Dataset items:
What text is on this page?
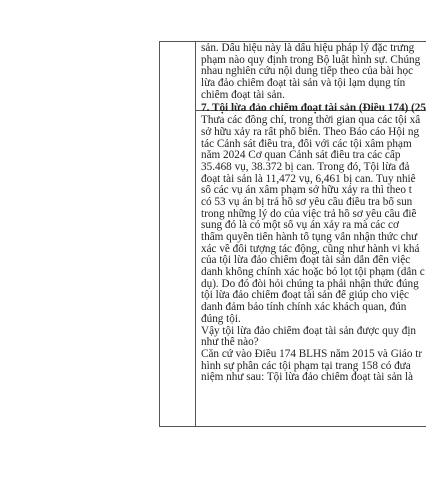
sản. Dấu hiệu này là dấu hiệu pháp lý đặc trưng
phạm nào quy định trong Bộ luật hình sự. Chúng
nhau nghiên cứu nội dung tiếp theo của bài học
lừa đảo chiếm đoạt tài sản và tội lạm dụng tín
chiếm đoạt tài sản.
7. Tội lừa đảo chiếm đoạt tài sản (Điều 174) (25
Thưa các đồng chí, trong thời gian qua các tội xâ
sở hữu xảy ra rất phổ biến. Theo Báo cáo Hội ng
tác Cảnh sát điều tra, đối với các tội xâm phạm
năm 2024 Cơ quan Cảnh sát điều tra các cấp
35.468 vụ, 38.372 bị can. Trong đó, Tội lừa đả
đoạt tài sản là 11,472 vụ, 6,461 bị can. Tuy nhiê
số các vụ án xâm phạm sở hữu xảy ra thì theo t
có 53 vụ án bị trả hồ sơ yêu cầu điều tra bổ sun
trong những lý do của việc trả hồ sơ yêu cầu điề
sung đó là có một số vụ án xảy ra mà các cơ
thẩm quyền tiến hành tố tụng vẫn nhận thức chư
xác về đối tượng tác động, cũng như hành vi khá
của tội lừa đảo chiếm đoạt tài sản dẫn đến việc
danh không chính xác hoặc bỏ lọt tội phạm (dẫn c
dụ). Do đó đòi hỏi chúng ta phải nhận thức đúng
tội lừa đảo chiếm đoạt tài sản để giúp cho việc
danh đảm bảo tính chính xác khách quan, đún
đúng tội.
Vậy tội lừa đảo chiếm đoạt tài sản được quy địn
như thế nào?
Căn cứ vào Điều 174 BLHS năm 2015 và Giáo tr
hình sự phần các tội phạm tại trang 158 có đưa
niệm như sau: Tội lừa đảo chiếm đoạt tài sản là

WRITTEN INSTRUCTION -
Reproduce the material above in full, exactly, with no images.

SOLUTION -
What text is on this page?
sản. Dấu hiệu này là dấu hiệu pháp lý đặc trưng
phạm nào quy định trong Bộ luật hình sự. Chúng
nhau nghiên cứu nội dung tiếp theo của bài học
lừa đảo chiếm đoạt tài sản và tội lạm dụng tín
chiếm đoạt tài sản.
7. Tội lừa đảo chiếm đoạt tài sản (Điều 174) (25
Thưa các đồng chí, trong thời gian qua các tội xâ
sở hữu xảy ra rất phổ biến. Theo Báo cáo Hội ng
tác Cảnh sát điều tra, đối với các tội xâm phạm
năm 2024 Cơ quan Cảnh sát điều tra các cấp
35.468 vụ, 38.372 bị can. Trong đó, Tội lừa đả
đoạt tài sản là 11,472 vụ, 6,461 bị can. Tuy nhiê
số các vụ án xâm phạm sở hữu xảy ra thì theo t
có 53 vụ án bị trả hồ sơ yêu cầu điều tra bổ sun
trong những lý do của việc trả hồ sơ yêu cầu điề
sung đó là có một số vụ án xảy ra mà các cơ
thẩm quyền tiến hành tố tụng vẫn nhận thức chư
xác về đối tượng tác động, cũng như hành vi khá
của tội lừa đảo chiếm đoạt tài sản dẫn đến việc
danh không chính xác hoặc bỏ lọt tội phạm (dẫn c
dụ). Do đó đòi hỏi chúng ta phải nhận thức đúng
tội lừa đảo chiếm đoạt tài sản để giúp cho việc
danh đảm bảo tính chính xác khách quan, đún
đúng tội.
Vậy tội lừa đảo chiếm đoạt tài sản được quy địn
như thế nào?
Căn cứ vào Điều 174 BLHS năm 2015 và Giáo tr
hình sự phần các tội phạm tại trang 158 có đưa
niệm như sau: Tội lừa đảo chiếm đoạt tài sản là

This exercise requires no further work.